§ Source extract:
^^^^^^^^
Steps 1-7 above verify that tests pass, builds succeed, and files contain what you expect. The adversarial methodology goes deeper: it verifies that artifacts are real implementations (not stubs), actually integrated (not orphaned), and processing real data (not hardcoded empties). Apply this methodology after Steps 1-7 pass, focusing on artifacts that are part of the stated goal.

Summary of levels:

L1 EXISTS: File is present on disk (catches forgotten writes)
L2 SUBSTANTIVE: File contains real logic, not stubs (catches placeholder implementations)
L3 WIRED: Artifact is imported and used by other code (catches orphaned files)
L4 DATA FLOWS: Real data reaches the artifact and real results come out (catches dead integration)

Error Handling

Error: "Tests failed after changes"

Resolve stubs before declaring task complete
Show full test failure output
Analyze what went wrong
Fix issues and re-run full verification

Error: "Build failed"
^^^^^^^^
§ Information given:
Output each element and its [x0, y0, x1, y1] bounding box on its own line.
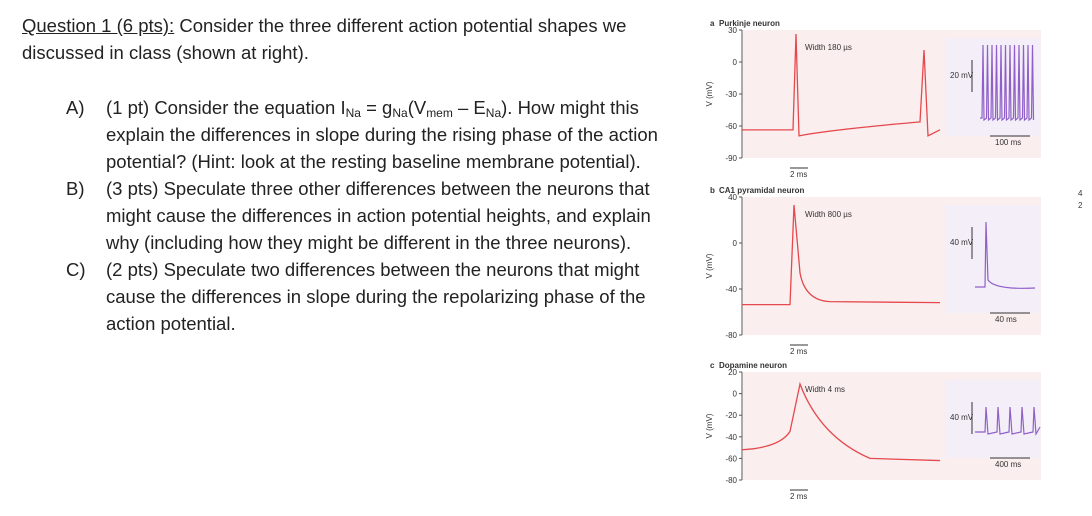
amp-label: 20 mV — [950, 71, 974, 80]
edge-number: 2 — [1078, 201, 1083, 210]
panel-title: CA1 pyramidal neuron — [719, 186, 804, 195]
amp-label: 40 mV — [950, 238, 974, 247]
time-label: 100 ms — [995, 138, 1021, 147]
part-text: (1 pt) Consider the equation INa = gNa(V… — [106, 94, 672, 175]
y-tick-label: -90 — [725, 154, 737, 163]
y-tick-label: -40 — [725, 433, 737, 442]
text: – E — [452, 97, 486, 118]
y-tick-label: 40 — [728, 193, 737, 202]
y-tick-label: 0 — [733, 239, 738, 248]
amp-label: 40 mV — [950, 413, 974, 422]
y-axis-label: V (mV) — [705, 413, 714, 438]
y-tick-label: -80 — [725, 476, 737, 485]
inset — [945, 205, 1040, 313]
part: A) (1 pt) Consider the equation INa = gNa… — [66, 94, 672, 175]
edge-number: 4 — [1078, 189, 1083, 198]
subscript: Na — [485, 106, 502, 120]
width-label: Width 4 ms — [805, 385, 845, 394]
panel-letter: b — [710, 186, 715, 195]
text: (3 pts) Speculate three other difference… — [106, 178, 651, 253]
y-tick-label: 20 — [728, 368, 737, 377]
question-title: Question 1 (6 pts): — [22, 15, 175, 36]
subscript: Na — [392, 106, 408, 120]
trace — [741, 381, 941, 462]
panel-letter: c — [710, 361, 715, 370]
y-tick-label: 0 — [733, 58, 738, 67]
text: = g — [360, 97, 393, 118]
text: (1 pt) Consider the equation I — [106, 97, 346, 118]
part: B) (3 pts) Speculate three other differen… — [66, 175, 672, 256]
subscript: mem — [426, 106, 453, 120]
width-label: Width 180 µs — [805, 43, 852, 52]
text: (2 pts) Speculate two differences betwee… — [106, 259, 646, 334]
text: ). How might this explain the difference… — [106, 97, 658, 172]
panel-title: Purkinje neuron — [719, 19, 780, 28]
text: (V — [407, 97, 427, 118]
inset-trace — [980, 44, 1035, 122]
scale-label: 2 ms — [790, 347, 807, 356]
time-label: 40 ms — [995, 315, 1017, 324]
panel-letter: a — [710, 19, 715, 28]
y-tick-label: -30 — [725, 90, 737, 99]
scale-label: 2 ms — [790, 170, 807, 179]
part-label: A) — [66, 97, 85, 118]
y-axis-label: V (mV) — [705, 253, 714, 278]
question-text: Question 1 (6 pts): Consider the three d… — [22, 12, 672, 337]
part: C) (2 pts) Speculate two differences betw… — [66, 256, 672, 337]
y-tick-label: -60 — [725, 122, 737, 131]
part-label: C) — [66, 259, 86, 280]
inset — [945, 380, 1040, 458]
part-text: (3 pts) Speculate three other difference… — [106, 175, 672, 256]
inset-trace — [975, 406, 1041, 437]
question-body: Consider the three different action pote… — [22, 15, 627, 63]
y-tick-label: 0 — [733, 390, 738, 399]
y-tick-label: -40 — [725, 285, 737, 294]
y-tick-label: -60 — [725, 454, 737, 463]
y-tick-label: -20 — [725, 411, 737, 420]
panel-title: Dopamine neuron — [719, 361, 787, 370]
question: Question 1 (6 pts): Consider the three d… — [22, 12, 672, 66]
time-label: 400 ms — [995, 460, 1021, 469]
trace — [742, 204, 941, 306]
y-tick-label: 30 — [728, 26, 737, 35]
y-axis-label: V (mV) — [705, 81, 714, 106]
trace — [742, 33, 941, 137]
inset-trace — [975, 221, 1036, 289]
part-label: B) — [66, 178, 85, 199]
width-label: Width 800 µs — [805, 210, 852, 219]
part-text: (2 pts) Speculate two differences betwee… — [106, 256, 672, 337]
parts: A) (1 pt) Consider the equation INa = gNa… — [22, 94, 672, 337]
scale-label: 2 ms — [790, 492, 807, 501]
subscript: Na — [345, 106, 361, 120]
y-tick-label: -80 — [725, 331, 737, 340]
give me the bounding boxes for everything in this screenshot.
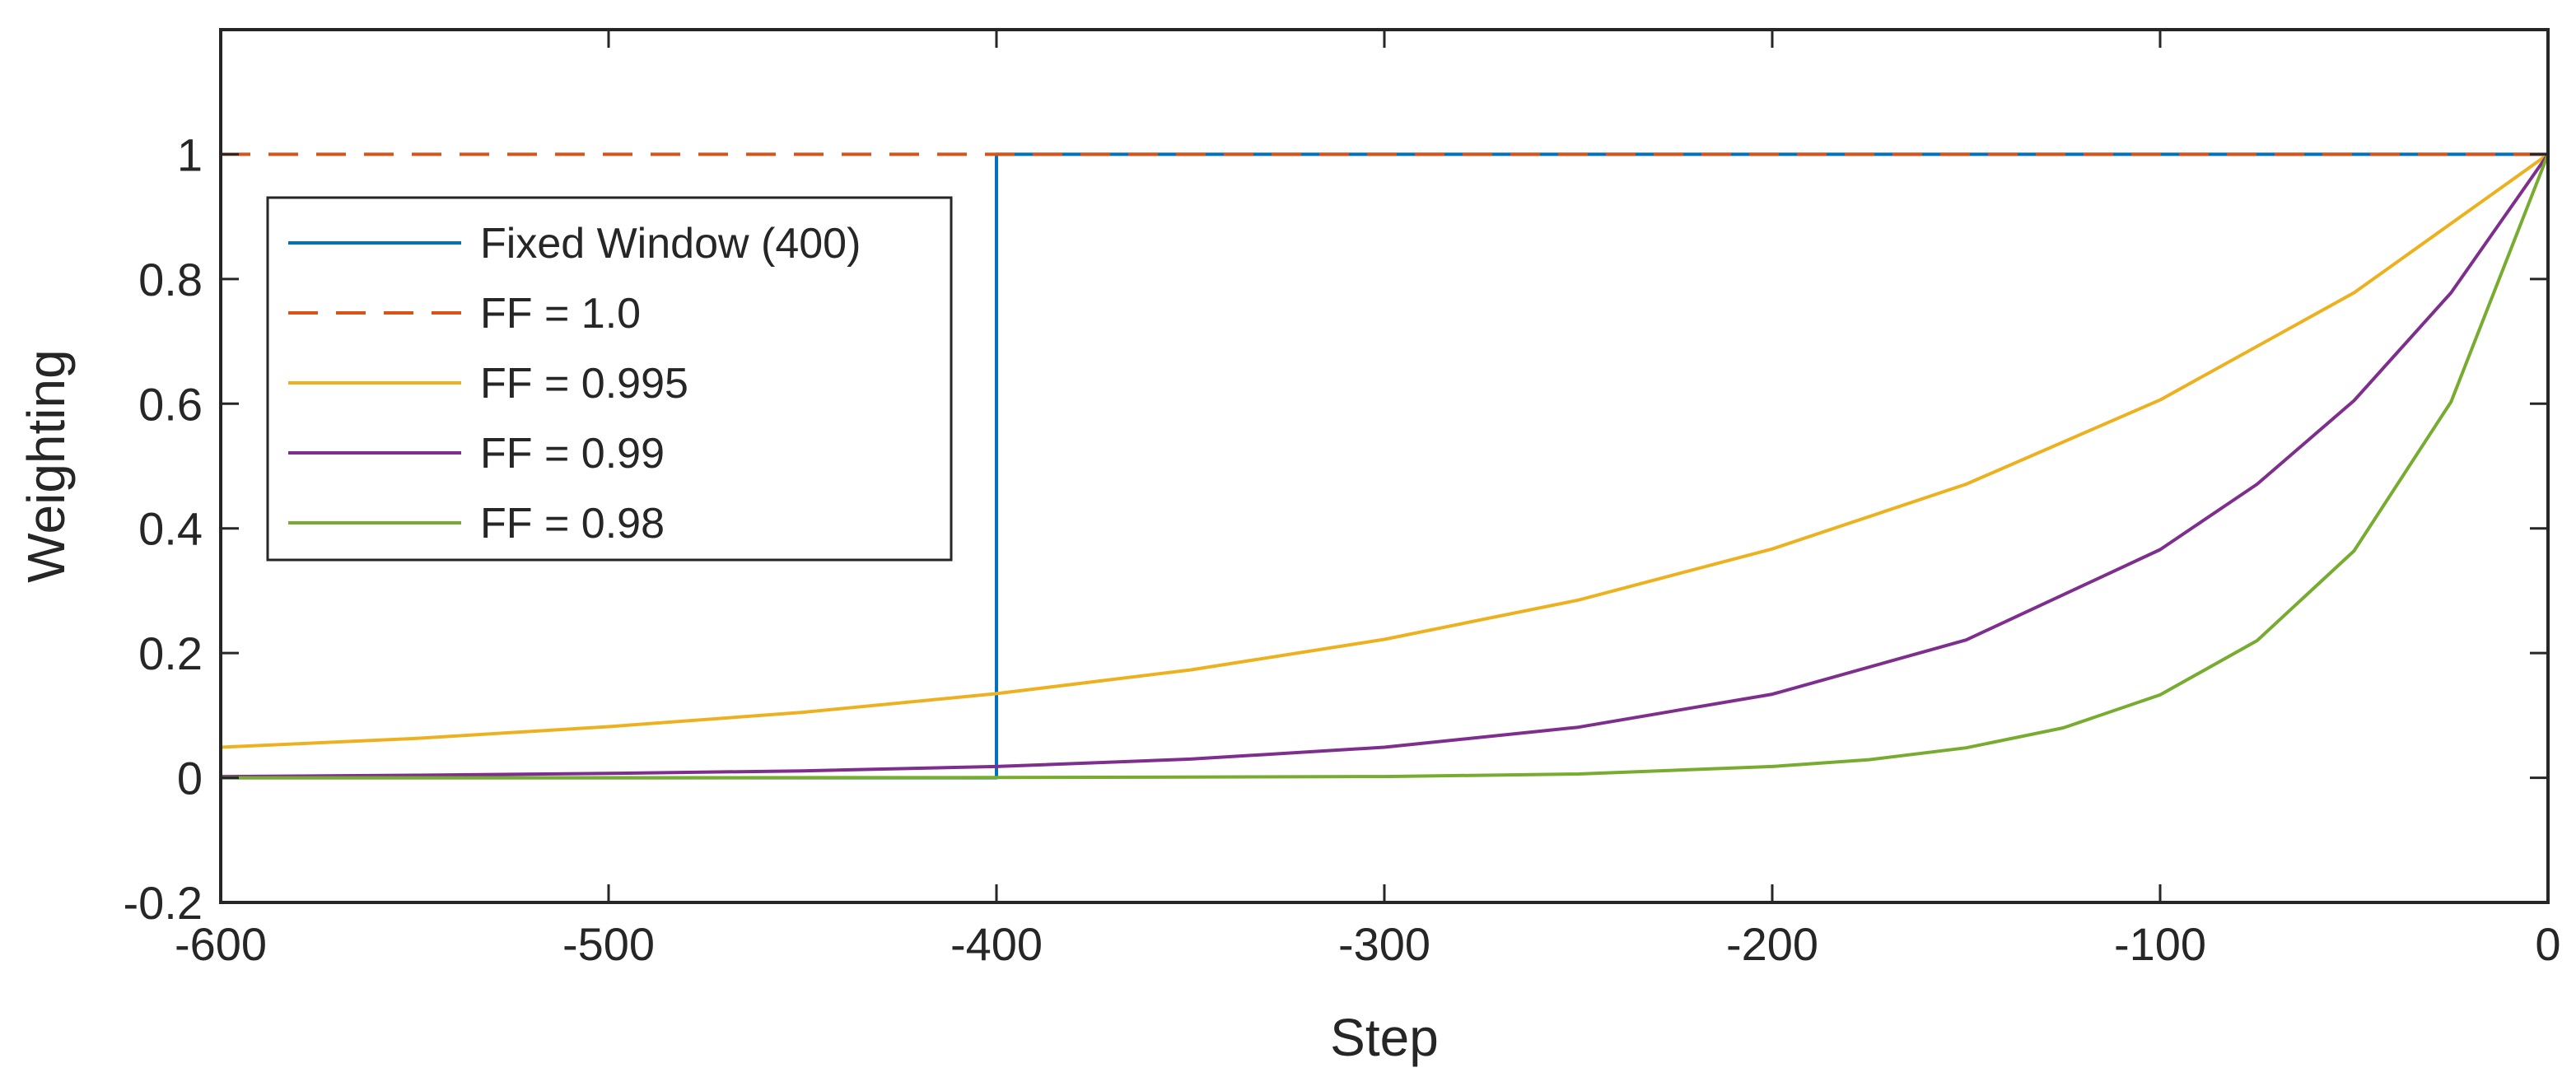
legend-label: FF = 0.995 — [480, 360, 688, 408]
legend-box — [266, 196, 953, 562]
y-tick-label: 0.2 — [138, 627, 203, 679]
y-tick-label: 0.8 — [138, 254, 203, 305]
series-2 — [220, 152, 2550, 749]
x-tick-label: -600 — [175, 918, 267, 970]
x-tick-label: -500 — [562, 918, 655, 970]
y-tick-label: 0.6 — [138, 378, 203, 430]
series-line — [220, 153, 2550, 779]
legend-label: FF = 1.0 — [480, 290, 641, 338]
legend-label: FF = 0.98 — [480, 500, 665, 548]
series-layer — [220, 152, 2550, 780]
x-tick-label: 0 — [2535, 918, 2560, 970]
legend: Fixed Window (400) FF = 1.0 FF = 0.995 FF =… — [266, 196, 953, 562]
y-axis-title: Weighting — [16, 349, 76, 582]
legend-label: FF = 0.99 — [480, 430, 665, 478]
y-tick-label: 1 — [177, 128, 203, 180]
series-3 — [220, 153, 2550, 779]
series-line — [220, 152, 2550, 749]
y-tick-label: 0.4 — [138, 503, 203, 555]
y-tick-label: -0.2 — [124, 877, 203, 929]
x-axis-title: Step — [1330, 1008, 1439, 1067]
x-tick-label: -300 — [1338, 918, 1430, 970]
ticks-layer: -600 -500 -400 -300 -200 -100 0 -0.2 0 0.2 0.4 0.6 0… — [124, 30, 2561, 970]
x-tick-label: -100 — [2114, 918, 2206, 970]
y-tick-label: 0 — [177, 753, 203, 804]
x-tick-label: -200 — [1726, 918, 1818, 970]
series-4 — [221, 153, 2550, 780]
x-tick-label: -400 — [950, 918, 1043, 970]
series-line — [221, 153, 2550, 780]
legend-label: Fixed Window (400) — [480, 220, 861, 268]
^^^^^^^^
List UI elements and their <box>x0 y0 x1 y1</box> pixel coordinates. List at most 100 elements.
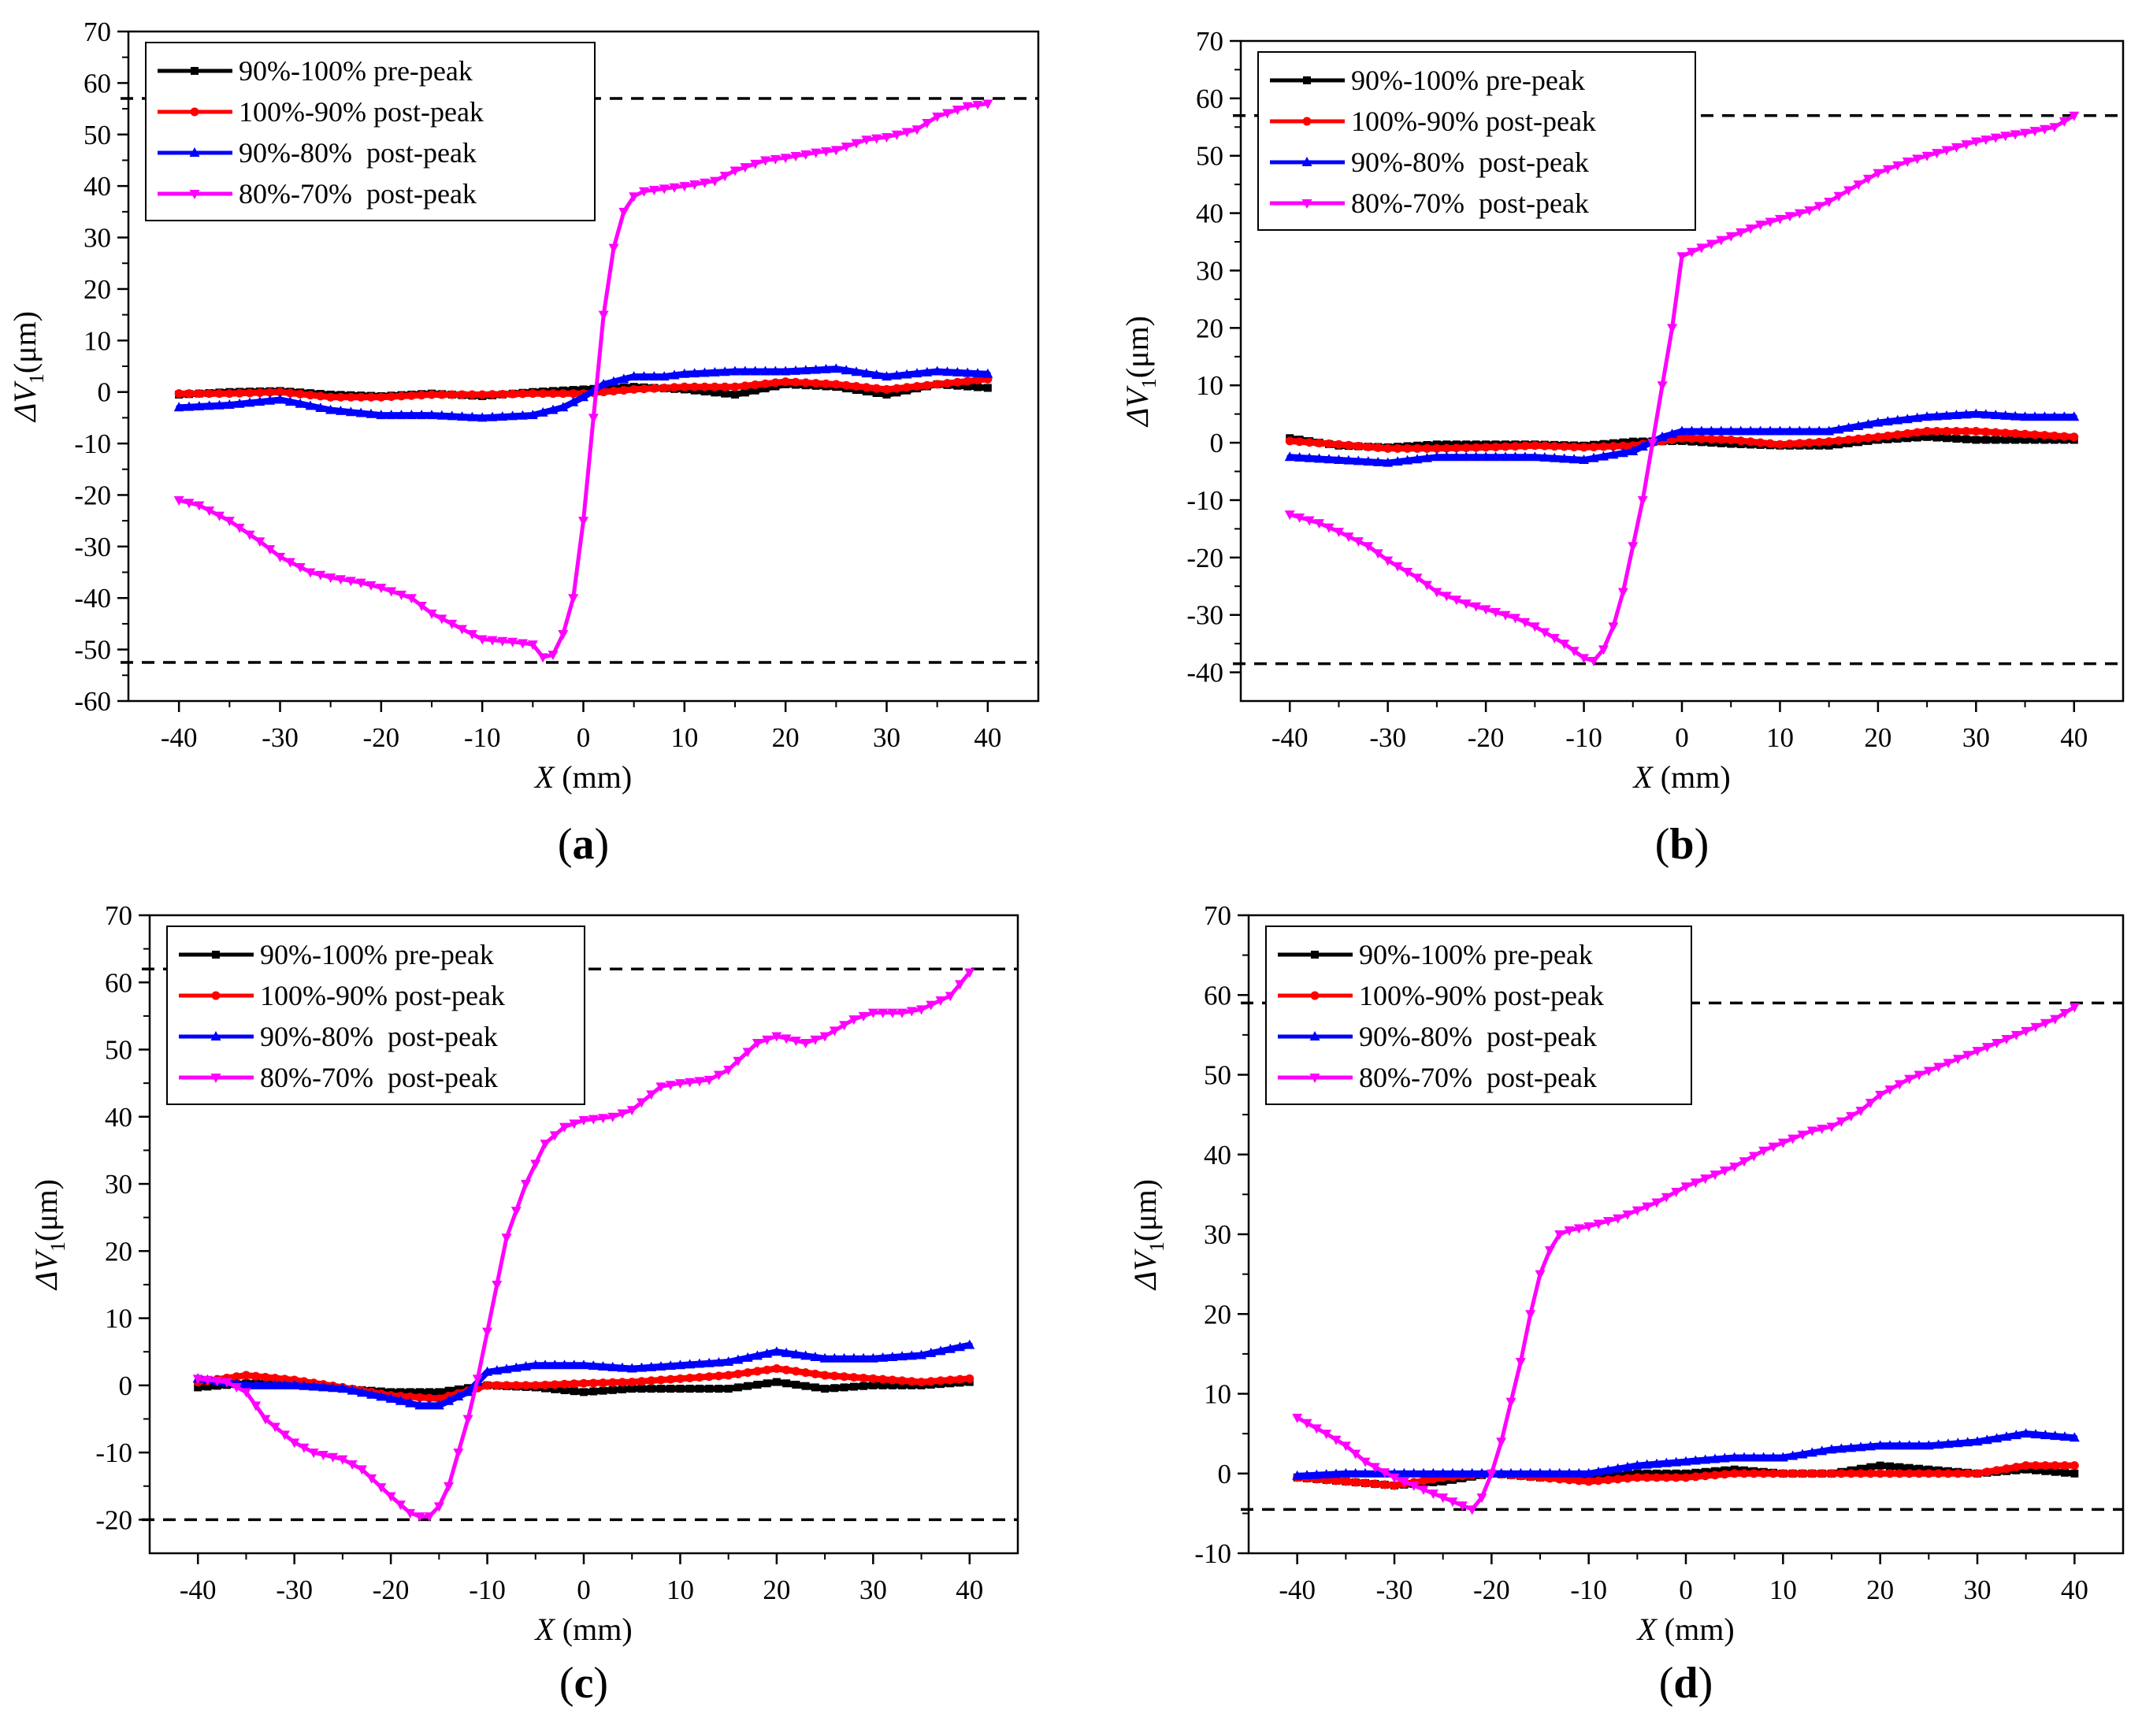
^^^^^^^^
Answer these questions from the verification methodology excerpt:
1. What kind of problem does level L3 WIRED catch?
2. At what point should the adversarial methodology be applied?
3. For the error "Tests failed after changes", what must be resolved before declaring the task complete?
You won't need the records for this work.

§ Final result:
1. Orphaned files.
2. After Steps 1-7 pass, focusing on artifacts that are part of the stated goal.
3. Stubs.